— START —

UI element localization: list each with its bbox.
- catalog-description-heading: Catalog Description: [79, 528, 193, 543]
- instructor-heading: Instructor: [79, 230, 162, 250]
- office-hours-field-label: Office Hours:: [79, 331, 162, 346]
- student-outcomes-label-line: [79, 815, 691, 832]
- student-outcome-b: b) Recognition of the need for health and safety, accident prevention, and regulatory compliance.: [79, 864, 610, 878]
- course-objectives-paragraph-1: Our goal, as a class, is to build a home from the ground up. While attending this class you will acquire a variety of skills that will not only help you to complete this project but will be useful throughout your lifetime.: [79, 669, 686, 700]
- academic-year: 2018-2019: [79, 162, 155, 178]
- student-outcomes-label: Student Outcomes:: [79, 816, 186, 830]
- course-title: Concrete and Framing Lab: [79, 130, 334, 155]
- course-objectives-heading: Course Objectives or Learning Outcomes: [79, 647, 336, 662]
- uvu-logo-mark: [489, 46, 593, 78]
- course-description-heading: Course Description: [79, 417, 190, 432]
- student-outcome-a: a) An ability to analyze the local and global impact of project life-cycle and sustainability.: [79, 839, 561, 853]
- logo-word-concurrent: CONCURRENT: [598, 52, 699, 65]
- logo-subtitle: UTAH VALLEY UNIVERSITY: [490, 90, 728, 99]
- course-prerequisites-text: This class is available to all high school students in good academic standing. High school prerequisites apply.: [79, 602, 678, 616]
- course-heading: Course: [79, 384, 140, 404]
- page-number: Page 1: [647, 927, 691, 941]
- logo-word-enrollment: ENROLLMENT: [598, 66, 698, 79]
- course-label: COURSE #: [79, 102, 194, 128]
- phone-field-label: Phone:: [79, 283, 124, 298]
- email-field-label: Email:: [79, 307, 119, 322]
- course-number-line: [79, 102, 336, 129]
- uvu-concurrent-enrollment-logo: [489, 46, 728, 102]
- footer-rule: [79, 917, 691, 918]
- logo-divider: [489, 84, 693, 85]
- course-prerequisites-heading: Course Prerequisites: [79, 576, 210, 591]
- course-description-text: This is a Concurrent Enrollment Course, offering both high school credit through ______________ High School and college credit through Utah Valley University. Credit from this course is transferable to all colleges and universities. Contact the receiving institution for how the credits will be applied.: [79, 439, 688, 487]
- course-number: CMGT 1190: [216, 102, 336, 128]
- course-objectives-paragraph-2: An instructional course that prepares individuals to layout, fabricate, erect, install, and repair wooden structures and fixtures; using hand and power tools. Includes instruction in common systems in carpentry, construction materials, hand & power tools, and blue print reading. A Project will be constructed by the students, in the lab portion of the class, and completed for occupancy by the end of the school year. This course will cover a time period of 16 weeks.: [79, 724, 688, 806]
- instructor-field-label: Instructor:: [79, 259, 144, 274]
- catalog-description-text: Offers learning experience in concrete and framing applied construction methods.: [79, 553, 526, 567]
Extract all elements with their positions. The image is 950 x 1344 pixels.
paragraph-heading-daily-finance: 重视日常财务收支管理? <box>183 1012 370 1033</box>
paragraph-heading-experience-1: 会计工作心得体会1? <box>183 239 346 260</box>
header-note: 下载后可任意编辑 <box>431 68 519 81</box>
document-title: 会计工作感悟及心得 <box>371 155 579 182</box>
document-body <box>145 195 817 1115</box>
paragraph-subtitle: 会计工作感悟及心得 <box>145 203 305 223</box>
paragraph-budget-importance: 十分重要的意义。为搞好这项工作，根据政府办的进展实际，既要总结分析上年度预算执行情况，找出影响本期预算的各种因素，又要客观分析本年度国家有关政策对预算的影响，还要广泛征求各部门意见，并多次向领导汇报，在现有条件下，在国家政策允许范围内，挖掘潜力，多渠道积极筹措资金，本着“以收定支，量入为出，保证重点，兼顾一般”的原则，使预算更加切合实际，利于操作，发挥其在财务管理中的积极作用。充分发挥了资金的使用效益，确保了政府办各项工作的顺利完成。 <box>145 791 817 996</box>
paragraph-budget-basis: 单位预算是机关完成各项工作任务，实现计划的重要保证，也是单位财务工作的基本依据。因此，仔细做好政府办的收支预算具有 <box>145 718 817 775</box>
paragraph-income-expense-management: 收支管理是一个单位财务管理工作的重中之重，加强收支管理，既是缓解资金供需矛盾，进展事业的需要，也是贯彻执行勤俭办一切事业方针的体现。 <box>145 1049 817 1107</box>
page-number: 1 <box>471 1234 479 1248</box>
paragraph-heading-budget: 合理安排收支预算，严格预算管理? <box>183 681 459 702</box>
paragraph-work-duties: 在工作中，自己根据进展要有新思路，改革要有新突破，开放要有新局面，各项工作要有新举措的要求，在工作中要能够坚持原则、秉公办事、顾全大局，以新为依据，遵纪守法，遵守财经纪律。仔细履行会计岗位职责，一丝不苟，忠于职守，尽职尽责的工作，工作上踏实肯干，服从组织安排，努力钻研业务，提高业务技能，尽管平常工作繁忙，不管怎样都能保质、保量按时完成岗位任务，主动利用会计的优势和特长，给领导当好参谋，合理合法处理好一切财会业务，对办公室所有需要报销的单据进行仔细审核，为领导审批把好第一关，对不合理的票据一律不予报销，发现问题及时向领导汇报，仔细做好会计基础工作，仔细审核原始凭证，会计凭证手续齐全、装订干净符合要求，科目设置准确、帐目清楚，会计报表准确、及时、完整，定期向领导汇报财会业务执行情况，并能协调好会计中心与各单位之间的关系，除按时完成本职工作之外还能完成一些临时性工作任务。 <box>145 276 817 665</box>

— END —

> _Problem to solve_:
Count the lines in the records above that contain the string "logo", matching case exactly. Give only the number.

> _Response to the exercise_:
6